• _Work required_: Can you find the lines of the listing that include "JSON" and copy every one?

┄┄┄┄┄┄

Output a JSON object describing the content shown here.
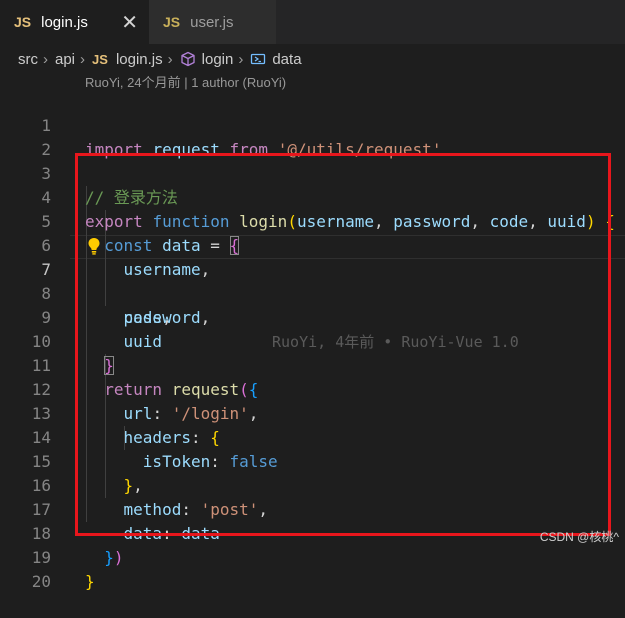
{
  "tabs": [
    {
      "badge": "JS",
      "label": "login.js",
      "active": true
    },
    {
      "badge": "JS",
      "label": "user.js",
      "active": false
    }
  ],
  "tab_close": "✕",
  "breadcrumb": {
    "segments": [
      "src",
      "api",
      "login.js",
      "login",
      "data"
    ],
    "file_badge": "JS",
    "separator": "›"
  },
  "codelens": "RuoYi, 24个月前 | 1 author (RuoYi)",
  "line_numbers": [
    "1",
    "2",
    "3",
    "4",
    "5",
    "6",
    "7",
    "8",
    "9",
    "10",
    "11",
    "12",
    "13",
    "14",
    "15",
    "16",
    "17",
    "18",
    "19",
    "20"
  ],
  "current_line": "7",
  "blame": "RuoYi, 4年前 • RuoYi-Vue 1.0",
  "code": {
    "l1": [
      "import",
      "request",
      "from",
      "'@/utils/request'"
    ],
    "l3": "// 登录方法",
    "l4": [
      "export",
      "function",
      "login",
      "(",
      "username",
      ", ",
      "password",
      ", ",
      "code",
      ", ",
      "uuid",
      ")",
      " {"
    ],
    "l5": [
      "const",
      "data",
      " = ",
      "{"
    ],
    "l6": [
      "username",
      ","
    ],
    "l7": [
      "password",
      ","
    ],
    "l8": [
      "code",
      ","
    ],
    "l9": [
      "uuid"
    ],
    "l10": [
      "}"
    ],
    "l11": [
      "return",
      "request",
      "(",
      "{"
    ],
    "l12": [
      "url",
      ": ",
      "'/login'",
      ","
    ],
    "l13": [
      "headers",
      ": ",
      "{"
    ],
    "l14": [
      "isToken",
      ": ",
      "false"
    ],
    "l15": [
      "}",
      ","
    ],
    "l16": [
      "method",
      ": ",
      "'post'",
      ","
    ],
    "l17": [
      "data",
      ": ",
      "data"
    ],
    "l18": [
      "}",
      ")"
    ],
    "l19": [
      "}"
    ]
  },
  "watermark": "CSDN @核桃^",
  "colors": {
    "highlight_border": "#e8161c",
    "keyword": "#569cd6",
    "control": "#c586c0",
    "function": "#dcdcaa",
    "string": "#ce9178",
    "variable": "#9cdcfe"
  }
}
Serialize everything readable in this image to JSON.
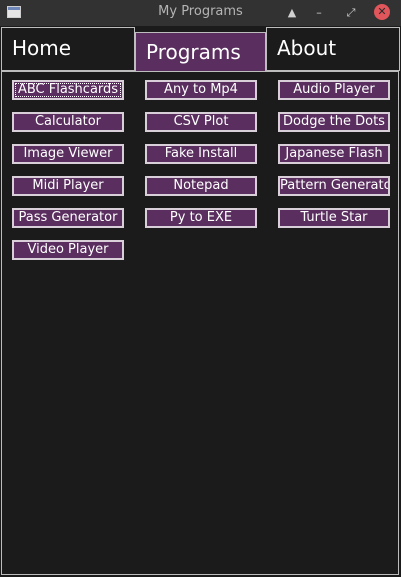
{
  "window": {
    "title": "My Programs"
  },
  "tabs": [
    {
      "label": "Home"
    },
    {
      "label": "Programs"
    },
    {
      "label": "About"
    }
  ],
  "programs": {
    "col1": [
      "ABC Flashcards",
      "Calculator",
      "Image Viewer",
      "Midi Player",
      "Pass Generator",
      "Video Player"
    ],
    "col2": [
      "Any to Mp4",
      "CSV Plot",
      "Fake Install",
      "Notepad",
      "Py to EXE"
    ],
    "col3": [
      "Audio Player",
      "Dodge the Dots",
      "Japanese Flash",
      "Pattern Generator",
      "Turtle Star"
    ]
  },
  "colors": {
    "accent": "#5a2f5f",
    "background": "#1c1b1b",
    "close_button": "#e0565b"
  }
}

┄┄┄┄┄┄

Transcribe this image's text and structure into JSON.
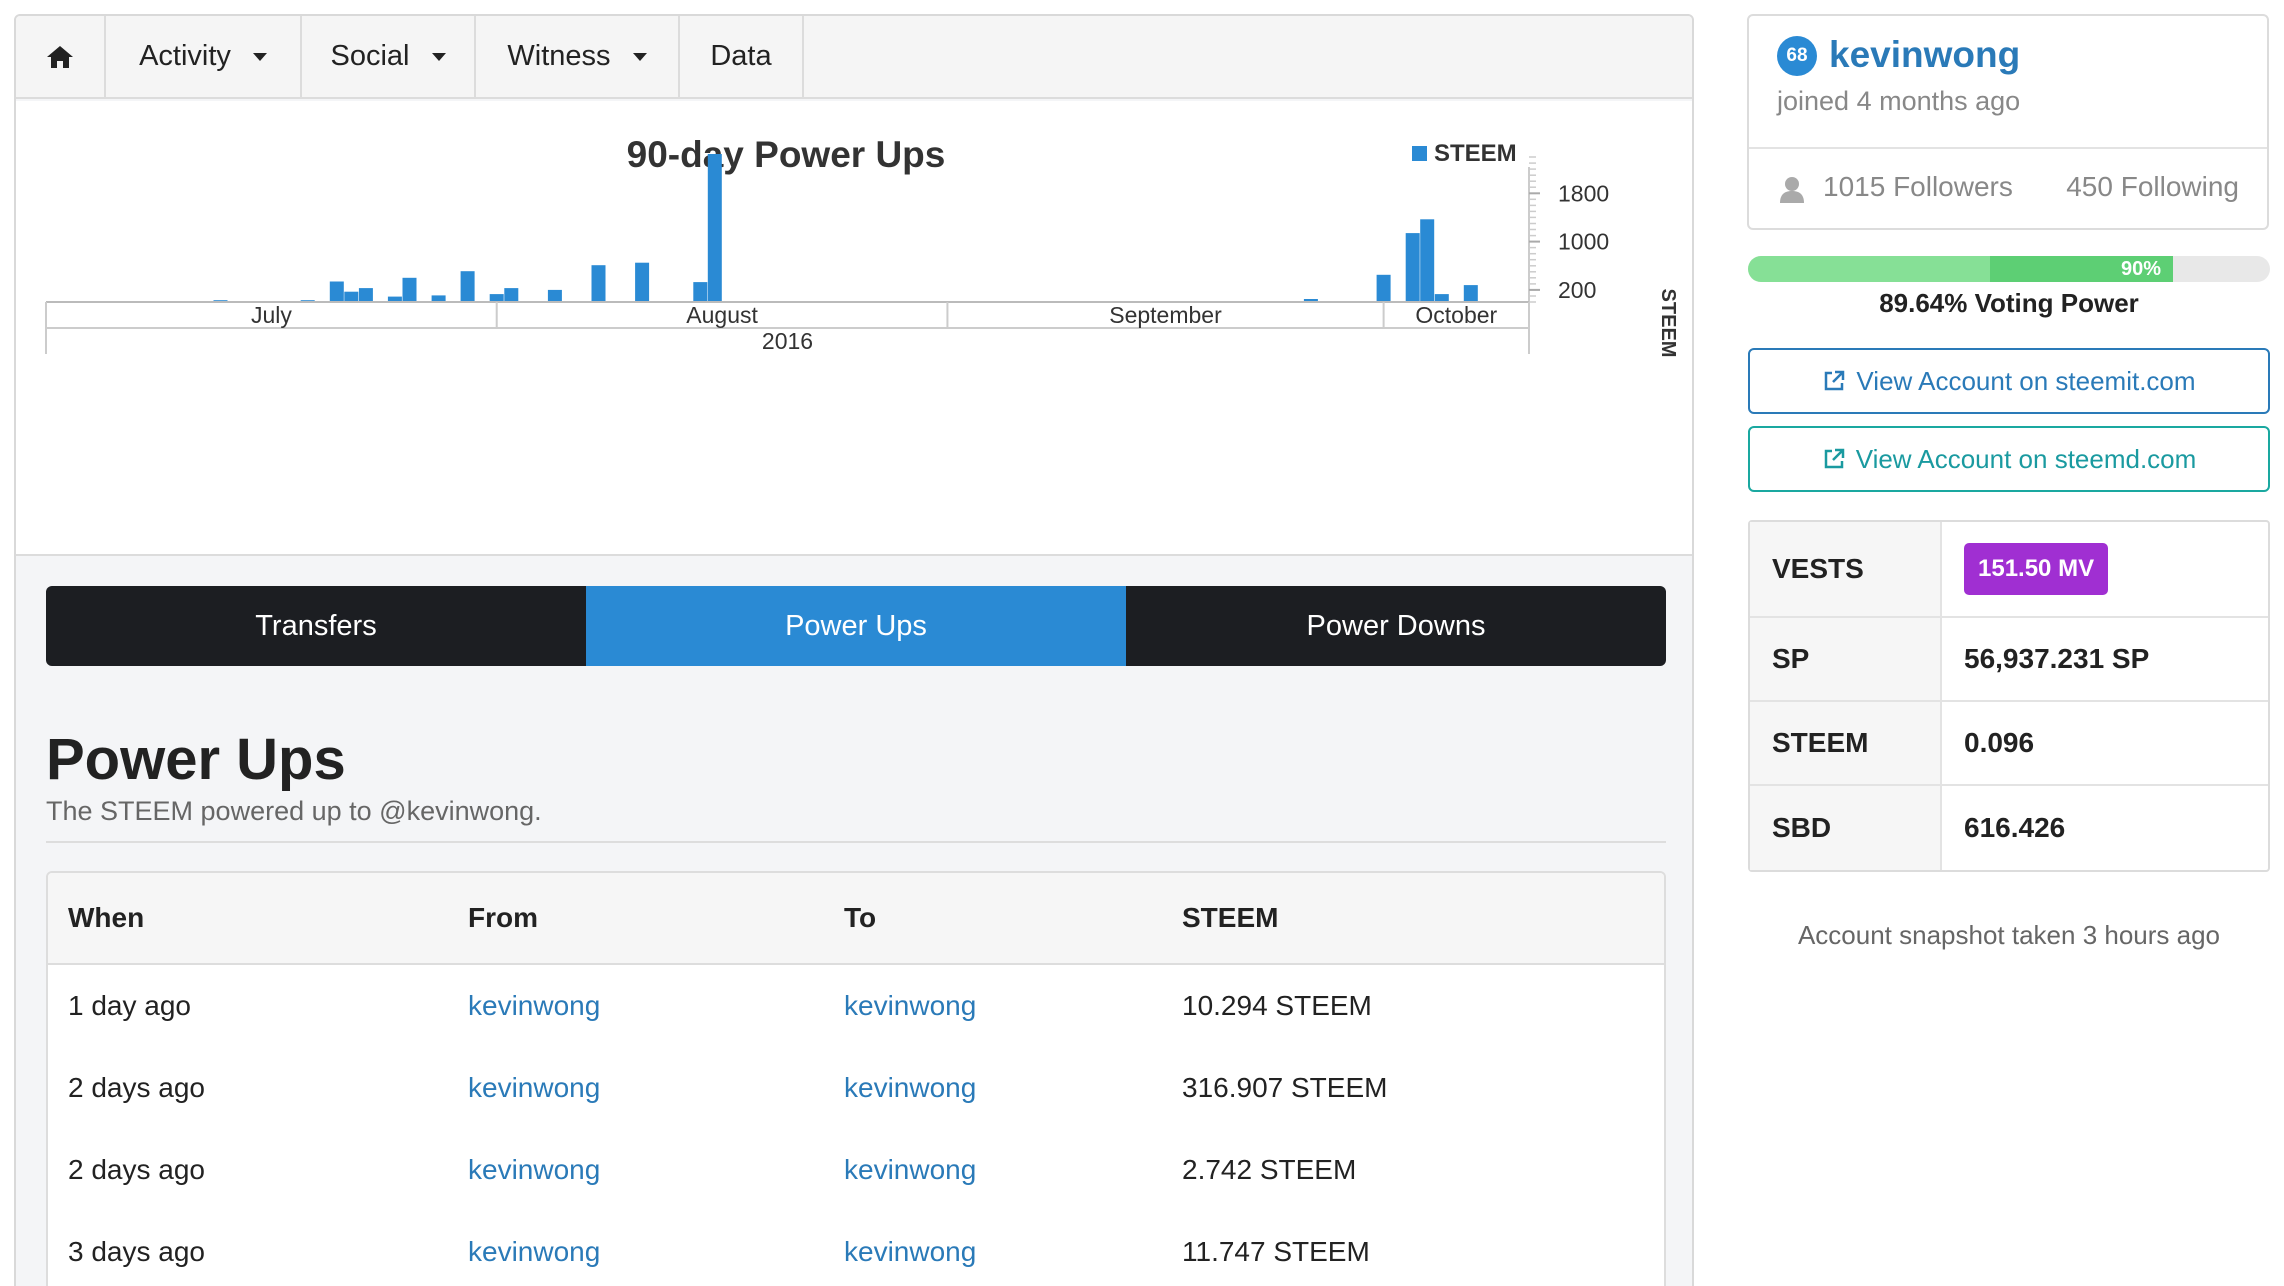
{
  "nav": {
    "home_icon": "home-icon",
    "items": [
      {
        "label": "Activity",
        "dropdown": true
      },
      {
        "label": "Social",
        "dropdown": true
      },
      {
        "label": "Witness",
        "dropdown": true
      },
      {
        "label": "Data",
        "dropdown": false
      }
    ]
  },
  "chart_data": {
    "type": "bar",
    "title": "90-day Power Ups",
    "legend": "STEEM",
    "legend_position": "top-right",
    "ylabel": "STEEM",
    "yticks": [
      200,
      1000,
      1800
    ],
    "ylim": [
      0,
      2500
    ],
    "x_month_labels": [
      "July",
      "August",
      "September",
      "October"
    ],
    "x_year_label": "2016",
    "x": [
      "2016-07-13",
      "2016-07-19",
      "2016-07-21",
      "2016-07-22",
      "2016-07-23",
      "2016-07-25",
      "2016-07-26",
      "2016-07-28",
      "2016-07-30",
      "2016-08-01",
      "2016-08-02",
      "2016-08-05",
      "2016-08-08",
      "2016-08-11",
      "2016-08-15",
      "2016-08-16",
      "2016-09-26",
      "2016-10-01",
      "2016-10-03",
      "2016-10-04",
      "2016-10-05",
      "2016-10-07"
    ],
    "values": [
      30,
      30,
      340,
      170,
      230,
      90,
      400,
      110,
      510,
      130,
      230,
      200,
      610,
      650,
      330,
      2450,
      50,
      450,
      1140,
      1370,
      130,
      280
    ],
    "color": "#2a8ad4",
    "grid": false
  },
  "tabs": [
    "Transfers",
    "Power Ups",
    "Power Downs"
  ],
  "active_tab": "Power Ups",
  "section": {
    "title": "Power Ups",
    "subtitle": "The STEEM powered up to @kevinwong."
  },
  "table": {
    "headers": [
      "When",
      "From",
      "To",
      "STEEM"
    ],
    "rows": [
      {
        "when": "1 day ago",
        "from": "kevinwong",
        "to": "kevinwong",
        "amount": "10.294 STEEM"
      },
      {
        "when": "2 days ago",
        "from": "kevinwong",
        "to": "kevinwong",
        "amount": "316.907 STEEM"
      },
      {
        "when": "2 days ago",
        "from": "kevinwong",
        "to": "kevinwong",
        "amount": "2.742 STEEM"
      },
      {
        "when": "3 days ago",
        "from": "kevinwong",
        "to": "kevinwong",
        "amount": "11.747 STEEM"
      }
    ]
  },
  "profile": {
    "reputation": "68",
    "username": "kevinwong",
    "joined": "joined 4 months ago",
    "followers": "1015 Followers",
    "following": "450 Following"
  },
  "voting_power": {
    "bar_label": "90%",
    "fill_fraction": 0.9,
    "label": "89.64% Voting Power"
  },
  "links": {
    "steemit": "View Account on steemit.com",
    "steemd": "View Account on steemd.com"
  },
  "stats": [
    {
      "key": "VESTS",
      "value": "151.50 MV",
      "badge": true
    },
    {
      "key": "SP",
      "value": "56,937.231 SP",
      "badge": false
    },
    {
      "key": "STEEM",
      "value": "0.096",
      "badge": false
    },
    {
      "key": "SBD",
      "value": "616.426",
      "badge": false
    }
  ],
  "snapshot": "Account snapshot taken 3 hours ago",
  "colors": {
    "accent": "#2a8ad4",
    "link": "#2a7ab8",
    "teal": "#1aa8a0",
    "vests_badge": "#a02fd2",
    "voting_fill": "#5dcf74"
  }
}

┄┄┄┄┄┄

• _Output_:
Output a JSON object describing the content shown here.
Serialize everything readable in this image to JSON.
Transcribe this image's text and structure into JSON.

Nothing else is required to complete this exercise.